:: The request ::
Check every line below for the word "core" and copy each one that has it.

:: Extracted entries ::
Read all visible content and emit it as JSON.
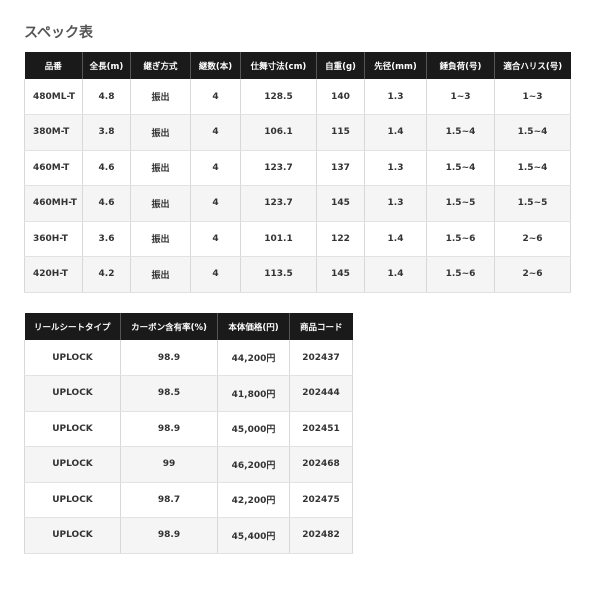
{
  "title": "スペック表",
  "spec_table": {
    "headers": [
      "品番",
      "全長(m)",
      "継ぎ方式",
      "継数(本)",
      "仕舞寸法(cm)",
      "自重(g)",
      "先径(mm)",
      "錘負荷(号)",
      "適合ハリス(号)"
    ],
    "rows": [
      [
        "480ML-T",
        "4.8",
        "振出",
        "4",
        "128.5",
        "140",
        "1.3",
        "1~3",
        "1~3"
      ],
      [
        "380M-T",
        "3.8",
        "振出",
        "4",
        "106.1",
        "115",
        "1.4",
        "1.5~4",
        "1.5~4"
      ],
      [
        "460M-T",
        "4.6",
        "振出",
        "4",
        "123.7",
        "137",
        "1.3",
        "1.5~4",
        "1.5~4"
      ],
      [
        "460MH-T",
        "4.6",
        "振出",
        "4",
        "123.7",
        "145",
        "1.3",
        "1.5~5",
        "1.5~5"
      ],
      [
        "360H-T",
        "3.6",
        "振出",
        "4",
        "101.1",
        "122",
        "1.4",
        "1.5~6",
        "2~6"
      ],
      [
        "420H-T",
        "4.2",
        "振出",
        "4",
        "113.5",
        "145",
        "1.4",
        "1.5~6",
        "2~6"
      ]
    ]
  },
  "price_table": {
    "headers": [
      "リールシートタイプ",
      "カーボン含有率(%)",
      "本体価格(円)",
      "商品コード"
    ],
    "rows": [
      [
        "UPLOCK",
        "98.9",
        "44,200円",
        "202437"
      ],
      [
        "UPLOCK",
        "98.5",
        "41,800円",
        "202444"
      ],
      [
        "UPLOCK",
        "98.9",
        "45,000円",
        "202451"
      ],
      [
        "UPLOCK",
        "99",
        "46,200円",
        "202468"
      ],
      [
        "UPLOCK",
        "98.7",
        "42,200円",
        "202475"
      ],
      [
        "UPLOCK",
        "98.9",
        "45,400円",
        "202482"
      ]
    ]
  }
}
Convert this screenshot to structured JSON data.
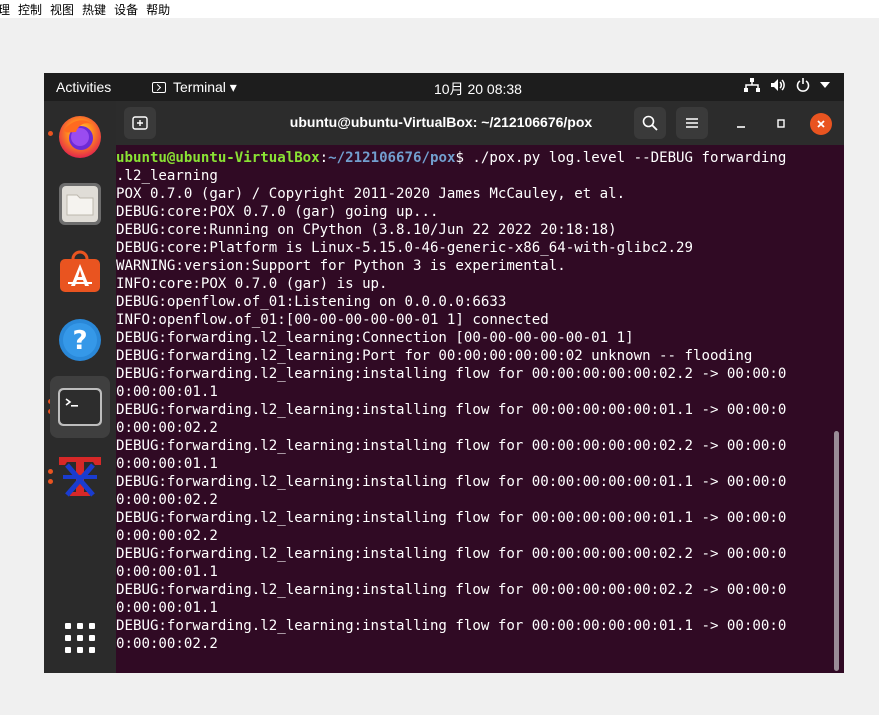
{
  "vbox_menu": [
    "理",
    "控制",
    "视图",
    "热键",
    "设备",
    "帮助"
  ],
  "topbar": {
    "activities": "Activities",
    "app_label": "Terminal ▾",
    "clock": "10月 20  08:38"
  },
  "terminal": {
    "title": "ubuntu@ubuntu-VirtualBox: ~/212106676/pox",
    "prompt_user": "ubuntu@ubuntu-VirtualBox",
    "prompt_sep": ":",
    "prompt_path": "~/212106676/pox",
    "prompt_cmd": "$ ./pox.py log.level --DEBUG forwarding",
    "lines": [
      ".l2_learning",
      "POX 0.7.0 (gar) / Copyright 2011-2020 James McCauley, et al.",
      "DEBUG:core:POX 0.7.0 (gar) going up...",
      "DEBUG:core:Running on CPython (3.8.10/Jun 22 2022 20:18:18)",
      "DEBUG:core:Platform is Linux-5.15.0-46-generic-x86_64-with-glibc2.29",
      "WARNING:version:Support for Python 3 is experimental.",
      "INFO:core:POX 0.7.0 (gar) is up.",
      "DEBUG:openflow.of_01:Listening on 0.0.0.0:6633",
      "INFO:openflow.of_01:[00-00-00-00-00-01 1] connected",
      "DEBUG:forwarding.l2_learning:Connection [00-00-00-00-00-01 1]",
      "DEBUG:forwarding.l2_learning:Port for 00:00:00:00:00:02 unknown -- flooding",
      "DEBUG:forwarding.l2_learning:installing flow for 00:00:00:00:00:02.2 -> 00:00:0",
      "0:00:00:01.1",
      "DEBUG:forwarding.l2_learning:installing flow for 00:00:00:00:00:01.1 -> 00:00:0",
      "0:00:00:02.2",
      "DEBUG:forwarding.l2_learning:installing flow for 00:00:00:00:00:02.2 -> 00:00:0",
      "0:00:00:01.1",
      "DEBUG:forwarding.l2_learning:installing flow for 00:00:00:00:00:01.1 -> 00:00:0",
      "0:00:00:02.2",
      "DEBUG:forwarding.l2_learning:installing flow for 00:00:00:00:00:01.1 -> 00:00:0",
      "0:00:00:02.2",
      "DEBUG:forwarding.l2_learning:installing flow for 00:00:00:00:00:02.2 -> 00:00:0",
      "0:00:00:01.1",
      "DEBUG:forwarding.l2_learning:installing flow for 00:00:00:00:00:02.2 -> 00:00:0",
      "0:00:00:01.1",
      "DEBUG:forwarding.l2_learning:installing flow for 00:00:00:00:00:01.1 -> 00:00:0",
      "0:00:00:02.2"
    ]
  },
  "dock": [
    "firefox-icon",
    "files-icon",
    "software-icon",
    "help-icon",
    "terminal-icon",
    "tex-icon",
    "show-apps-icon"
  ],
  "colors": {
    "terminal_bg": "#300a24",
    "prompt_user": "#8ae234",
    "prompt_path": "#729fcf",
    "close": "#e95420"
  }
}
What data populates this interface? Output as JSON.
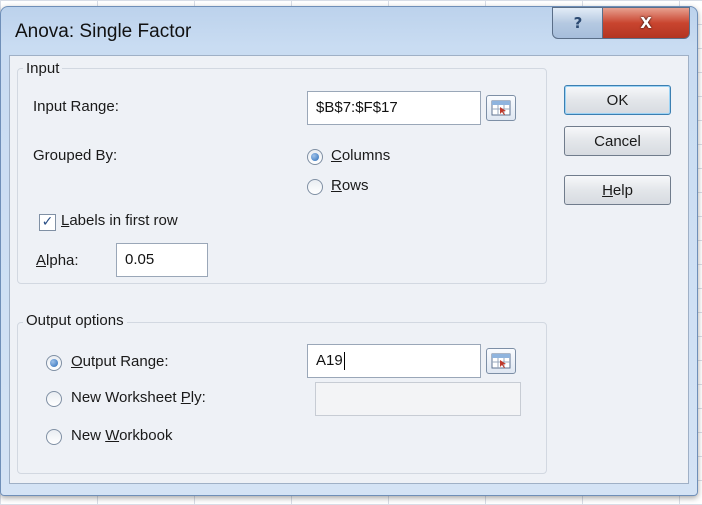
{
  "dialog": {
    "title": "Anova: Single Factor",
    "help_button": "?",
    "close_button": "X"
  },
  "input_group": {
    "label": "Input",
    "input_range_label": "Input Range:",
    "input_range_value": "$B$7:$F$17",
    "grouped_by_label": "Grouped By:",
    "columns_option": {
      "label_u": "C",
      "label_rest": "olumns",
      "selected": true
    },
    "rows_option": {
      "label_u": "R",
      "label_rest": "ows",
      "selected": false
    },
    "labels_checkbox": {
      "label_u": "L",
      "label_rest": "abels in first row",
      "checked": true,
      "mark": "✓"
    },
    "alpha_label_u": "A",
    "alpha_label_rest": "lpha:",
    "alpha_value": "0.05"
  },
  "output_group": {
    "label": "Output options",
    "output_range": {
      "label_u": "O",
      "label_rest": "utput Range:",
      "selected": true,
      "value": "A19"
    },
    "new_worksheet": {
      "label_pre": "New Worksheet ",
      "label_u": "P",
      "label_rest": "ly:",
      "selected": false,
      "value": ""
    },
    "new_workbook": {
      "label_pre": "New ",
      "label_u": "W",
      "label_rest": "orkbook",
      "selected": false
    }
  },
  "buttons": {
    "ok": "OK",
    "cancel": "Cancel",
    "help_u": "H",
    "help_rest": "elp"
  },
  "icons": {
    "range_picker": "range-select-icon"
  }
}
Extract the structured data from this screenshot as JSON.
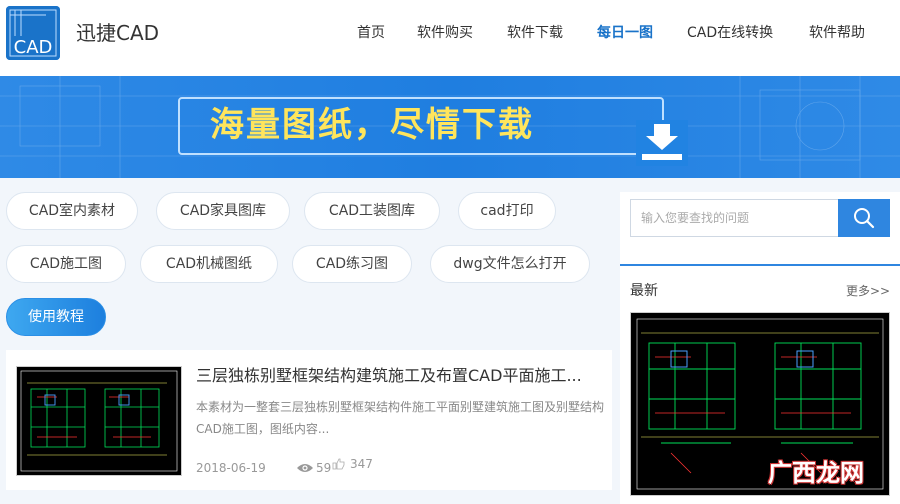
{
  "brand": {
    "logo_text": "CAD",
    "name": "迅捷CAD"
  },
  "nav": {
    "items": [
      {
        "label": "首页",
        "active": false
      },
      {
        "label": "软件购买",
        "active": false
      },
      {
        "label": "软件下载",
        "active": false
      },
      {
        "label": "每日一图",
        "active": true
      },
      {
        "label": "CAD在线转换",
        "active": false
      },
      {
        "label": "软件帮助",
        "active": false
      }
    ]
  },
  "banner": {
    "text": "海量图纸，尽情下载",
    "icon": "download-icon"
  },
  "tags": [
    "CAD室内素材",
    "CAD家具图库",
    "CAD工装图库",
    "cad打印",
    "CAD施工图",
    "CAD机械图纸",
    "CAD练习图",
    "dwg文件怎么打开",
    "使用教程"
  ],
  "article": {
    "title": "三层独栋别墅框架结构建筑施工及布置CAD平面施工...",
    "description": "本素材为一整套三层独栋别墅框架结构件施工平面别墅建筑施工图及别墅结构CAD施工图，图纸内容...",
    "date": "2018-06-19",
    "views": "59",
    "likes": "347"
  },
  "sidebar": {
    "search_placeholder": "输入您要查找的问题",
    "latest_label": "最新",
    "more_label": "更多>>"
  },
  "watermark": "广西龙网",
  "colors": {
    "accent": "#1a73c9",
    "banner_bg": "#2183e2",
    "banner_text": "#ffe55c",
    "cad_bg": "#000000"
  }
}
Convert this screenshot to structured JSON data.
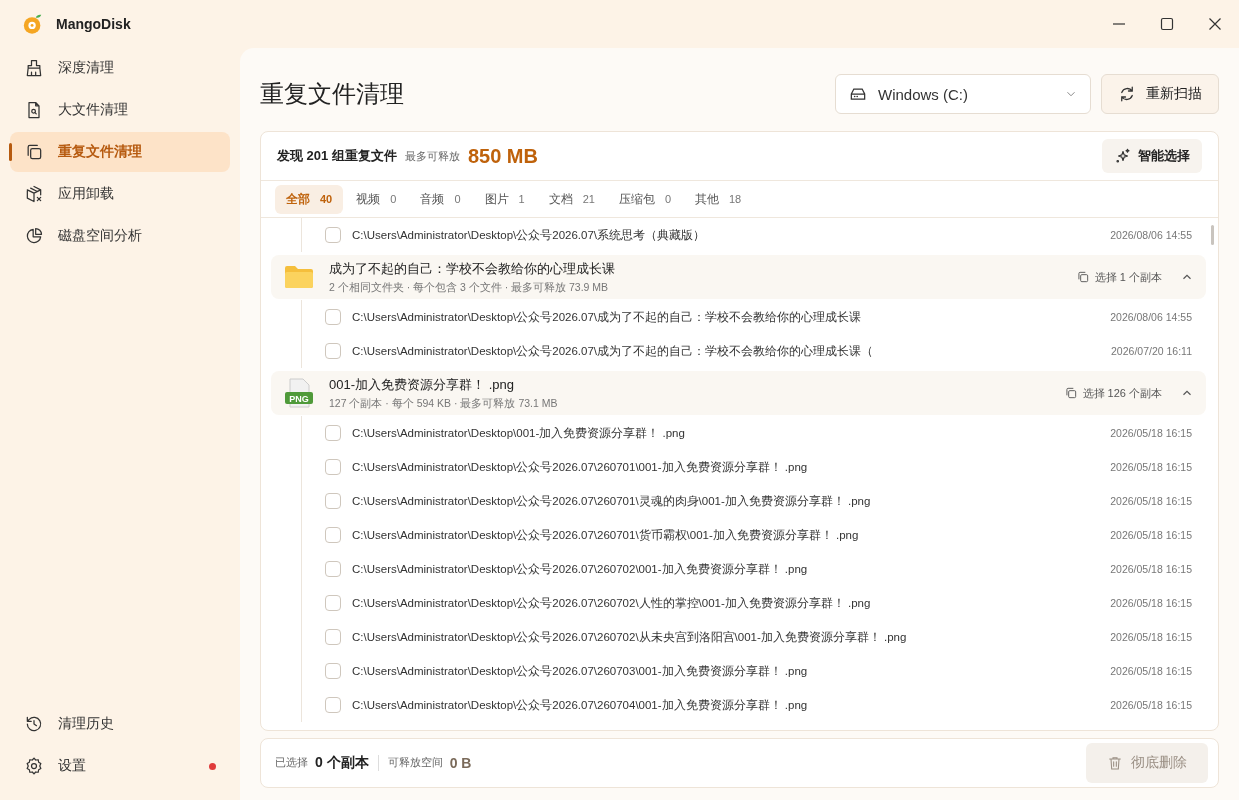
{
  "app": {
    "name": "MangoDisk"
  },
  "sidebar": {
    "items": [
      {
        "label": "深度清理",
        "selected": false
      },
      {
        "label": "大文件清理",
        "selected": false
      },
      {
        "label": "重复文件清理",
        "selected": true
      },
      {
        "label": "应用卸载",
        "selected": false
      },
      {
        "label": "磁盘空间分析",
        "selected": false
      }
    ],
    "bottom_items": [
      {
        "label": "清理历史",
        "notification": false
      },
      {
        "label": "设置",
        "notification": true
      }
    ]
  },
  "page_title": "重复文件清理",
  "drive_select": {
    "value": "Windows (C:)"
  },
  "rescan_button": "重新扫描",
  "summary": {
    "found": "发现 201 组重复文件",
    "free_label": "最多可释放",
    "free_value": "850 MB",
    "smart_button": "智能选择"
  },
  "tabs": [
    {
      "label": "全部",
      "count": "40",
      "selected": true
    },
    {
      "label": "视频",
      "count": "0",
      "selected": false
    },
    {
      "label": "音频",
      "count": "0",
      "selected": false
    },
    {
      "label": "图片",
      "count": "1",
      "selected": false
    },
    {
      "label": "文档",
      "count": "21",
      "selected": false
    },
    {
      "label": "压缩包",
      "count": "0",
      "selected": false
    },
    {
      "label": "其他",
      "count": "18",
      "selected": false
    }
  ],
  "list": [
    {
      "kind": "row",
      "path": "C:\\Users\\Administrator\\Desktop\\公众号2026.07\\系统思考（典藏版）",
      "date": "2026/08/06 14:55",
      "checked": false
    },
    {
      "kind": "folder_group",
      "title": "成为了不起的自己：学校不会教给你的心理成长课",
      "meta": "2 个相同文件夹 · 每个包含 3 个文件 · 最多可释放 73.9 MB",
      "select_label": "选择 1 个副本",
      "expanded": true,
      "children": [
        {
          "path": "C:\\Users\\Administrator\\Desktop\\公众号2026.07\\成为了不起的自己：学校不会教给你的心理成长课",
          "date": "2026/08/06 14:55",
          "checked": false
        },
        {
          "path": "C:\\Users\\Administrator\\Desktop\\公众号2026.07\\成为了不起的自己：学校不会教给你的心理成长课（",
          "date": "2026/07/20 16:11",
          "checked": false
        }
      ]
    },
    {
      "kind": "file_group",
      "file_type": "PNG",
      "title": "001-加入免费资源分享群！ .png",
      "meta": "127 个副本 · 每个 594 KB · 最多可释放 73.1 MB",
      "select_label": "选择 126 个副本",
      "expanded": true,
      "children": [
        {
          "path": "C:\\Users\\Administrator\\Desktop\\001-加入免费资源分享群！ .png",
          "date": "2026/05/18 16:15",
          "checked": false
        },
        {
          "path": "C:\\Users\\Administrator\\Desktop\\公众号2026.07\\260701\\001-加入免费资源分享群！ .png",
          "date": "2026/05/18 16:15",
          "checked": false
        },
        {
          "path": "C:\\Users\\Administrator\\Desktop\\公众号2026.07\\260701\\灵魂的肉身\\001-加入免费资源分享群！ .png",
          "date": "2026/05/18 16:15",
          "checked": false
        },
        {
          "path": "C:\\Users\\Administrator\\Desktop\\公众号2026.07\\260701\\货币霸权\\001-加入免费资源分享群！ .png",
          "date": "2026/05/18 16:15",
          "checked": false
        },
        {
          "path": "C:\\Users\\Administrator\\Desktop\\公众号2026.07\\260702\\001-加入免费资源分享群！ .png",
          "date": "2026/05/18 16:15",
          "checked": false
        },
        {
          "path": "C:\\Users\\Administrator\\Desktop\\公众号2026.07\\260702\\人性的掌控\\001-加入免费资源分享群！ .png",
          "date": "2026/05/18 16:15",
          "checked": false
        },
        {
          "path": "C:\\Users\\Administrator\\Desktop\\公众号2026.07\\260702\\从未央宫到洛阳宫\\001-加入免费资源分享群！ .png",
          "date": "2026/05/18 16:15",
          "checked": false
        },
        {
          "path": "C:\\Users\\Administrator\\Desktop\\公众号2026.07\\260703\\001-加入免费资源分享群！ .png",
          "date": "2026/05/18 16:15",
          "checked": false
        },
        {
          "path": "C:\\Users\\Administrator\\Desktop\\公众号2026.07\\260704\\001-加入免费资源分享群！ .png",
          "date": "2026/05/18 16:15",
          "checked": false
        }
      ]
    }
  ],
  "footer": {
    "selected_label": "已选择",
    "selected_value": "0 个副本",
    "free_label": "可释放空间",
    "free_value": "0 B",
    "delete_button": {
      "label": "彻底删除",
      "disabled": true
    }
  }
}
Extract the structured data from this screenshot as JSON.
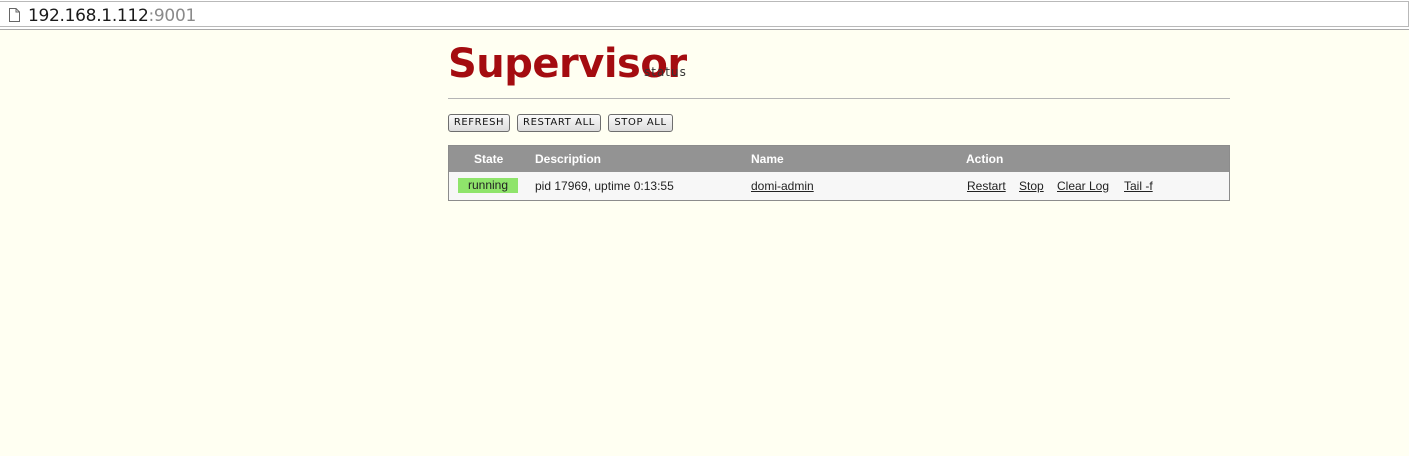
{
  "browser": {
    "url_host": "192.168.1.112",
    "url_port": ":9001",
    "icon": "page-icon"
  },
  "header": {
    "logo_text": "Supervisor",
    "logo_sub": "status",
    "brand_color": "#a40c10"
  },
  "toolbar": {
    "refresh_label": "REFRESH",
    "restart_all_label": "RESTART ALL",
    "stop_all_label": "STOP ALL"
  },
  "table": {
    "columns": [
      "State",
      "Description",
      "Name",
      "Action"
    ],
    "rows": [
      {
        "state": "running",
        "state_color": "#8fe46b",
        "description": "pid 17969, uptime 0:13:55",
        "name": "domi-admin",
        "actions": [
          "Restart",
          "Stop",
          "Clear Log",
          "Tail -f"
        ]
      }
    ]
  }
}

:: Solution to this task ::
      "DEBUG:core:POX 0.7.0 (gar) going up...",
      "DEBUG:core:Running on CPython (3.8.10/Jun 22 2022 20:18:18)",
      "DEBUG:core:Platform is Linux-5.15.0-46-generic-x86_64-with-glibc2.29",
      "INFO:core:POX 0.7.0 (gar) is up.",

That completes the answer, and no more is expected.